Collected data:
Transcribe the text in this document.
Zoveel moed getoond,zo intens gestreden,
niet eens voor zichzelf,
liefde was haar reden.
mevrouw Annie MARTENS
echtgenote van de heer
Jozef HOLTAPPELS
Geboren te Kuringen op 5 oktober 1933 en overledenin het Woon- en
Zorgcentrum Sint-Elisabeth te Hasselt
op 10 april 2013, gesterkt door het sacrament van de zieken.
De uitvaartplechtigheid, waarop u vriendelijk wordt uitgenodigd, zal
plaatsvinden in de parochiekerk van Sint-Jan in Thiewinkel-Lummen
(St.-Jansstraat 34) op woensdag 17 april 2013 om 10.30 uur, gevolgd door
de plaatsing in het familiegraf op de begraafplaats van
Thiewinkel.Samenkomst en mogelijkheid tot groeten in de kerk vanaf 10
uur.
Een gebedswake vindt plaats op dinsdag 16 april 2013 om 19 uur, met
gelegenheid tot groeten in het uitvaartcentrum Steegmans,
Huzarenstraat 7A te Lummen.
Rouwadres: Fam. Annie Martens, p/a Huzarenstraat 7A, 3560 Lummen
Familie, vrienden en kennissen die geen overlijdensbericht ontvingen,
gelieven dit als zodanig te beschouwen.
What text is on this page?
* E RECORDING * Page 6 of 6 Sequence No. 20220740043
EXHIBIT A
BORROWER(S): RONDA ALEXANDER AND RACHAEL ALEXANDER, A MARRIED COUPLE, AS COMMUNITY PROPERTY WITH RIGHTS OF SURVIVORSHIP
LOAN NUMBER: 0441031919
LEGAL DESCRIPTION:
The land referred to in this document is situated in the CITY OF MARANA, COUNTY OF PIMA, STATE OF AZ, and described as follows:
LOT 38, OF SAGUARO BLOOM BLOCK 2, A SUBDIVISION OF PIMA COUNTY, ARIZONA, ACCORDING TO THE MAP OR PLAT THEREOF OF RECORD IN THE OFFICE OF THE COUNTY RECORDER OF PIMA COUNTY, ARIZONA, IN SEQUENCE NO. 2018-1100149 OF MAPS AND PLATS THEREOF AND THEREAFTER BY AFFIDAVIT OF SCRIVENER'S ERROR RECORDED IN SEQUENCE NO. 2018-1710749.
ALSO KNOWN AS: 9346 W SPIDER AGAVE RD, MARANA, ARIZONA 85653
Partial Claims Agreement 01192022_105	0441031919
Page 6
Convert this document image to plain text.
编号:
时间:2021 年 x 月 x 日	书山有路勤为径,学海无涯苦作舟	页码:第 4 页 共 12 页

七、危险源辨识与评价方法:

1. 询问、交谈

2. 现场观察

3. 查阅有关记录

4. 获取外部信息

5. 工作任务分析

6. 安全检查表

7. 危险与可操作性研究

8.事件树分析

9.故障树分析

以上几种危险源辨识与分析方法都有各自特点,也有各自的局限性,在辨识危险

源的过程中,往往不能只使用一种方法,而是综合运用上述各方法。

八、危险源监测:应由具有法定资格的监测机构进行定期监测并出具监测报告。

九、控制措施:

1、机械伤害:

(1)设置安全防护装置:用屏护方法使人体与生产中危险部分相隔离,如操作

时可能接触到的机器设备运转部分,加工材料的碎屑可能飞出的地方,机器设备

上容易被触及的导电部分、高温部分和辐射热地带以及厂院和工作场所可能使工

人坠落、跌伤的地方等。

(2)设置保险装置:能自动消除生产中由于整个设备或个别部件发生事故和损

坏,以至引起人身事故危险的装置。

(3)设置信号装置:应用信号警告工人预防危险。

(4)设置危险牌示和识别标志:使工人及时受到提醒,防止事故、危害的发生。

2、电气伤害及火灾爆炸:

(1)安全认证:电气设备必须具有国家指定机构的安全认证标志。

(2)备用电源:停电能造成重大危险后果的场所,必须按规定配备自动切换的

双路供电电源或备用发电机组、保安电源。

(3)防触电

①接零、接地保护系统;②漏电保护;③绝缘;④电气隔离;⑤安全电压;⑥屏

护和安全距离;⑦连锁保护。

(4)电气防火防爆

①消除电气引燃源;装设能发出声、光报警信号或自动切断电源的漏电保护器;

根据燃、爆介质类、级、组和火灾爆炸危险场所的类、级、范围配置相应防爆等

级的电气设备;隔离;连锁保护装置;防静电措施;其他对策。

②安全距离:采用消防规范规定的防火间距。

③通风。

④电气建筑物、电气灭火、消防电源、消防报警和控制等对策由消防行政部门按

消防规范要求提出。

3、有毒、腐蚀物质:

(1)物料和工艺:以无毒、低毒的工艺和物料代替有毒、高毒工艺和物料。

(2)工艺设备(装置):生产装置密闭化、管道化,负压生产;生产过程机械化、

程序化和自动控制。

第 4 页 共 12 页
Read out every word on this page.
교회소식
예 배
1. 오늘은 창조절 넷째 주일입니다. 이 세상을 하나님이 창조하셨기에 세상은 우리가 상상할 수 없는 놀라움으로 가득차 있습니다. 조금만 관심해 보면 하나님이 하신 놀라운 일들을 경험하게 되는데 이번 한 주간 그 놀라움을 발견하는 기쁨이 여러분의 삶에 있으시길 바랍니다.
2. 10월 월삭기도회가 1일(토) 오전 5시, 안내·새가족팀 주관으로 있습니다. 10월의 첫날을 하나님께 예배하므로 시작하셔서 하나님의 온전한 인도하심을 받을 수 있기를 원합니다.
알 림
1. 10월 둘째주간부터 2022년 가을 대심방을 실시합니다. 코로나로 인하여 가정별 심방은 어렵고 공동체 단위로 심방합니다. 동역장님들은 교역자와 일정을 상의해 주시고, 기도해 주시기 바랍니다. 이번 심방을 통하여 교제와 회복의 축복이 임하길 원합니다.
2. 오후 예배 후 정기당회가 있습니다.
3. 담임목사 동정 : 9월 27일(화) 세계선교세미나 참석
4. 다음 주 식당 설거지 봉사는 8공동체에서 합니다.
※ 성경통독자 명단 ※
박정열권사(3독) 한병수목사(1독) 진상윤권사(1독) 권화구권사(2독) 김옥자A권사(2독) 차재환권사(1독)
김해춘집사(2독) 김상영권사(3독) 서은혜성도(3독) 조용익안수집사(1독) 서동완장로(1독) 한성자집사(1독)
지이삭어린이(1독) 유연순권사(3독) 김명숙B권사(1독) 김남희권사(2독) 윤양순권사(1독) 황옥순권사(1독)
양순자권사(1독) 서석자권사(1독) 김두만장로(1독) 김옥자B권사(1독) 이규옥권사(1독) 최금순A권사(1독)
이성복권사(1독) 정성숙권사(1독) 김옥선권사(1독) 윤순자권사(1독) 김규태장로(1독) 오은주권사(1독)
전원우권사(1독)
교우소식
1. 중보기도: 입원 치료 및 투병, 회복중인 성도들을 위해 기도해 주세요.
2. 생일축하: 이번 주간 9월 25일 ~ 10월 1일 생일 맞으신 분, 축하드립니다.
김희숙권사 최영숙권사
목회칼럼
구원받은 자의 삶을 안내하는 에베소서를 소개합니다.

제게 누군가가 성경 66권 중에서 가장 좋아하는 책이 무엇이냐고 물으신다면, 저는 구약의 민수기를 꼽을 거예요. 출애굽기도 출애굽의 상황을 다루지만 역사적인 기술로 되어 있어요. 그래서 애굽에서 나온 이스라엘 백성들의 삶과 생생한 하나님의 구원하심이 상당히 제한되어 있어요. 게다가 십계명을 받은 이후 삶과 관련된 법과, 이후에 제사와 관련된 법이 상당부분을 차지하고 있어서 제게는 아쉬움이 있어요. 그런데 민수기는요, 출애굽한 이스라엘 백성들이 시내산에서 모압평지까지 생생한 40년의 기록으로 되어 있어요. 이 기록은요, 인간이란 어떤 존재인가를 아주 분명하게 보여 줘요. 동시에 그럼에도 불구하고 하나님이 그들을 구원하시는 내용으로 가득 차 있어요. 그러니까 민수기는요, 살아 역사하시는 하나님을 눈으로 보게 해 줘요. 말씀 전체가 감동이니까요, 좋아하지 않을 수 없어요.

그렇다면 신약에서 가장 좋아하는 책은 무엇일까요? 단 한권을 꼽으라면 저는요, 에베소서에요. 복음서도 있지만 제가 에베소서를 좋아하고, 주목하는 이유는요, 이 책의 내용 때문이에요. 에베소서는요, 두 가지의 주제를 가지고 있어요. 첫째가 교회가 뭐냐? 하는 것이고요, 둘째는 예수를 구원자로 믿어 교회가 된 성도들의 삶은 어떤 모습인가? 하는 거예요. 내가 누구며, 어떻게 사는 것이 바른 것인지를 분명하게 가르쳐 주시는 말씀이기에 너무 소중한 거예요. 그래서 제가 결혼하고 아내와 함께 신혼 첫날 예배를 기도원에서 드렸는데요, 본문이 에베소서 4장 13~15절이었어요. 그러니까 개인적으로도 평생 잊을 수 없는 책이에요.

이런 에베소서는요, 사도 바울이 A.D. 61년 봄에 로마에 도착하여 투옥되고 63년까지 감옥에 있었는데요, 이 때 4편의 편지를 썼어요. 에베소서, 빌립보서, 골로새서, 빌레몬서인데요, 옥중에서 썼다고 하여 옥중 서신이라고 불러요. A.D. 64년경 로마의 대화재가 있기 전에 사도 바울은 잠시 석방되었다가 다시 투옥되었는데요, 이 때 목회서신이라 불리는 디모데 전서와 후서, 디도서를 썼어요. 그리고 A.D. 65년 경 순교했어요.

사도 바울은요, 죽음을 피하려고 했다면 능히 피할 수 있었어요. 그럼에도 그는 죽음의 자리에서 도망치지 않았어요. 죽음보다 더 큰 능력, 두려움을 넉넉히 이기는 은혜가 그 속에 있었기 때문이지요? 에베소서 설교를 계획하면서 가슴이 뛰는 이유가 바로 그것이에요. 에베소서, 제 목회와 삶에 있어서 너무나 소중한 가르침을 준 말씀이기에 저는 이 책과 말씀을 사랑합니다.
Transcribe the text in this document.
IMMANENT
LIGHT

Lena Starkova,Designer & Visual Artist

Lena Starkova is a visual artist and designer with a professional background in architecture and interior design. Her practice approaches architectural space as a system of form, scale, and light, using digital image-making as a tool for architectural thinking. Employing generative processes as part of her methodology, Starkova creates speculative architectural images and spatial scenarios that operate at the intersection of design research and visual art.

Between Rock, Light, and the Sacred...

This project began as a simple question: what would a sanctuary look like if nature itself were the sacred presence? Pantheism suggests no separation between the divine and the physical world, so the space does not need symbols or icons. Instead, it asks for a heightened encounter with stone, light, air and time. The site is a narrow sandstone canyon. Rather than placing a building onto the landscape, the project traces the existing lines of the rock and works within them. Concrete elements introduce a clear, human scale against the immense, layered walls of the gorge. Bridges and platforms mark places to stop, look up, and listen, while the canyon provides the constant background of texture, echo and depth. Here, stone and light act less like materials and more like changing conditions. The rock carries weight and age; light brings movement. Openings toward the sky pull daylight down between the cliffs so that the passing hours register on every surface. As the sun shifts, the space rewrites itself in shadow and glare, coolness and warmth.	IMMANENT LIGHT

> _BRIEF_: Look back over the material above and state how many lines hold the word "MARANA". Write the number and nothing else.

> _TASK RESULT_: 2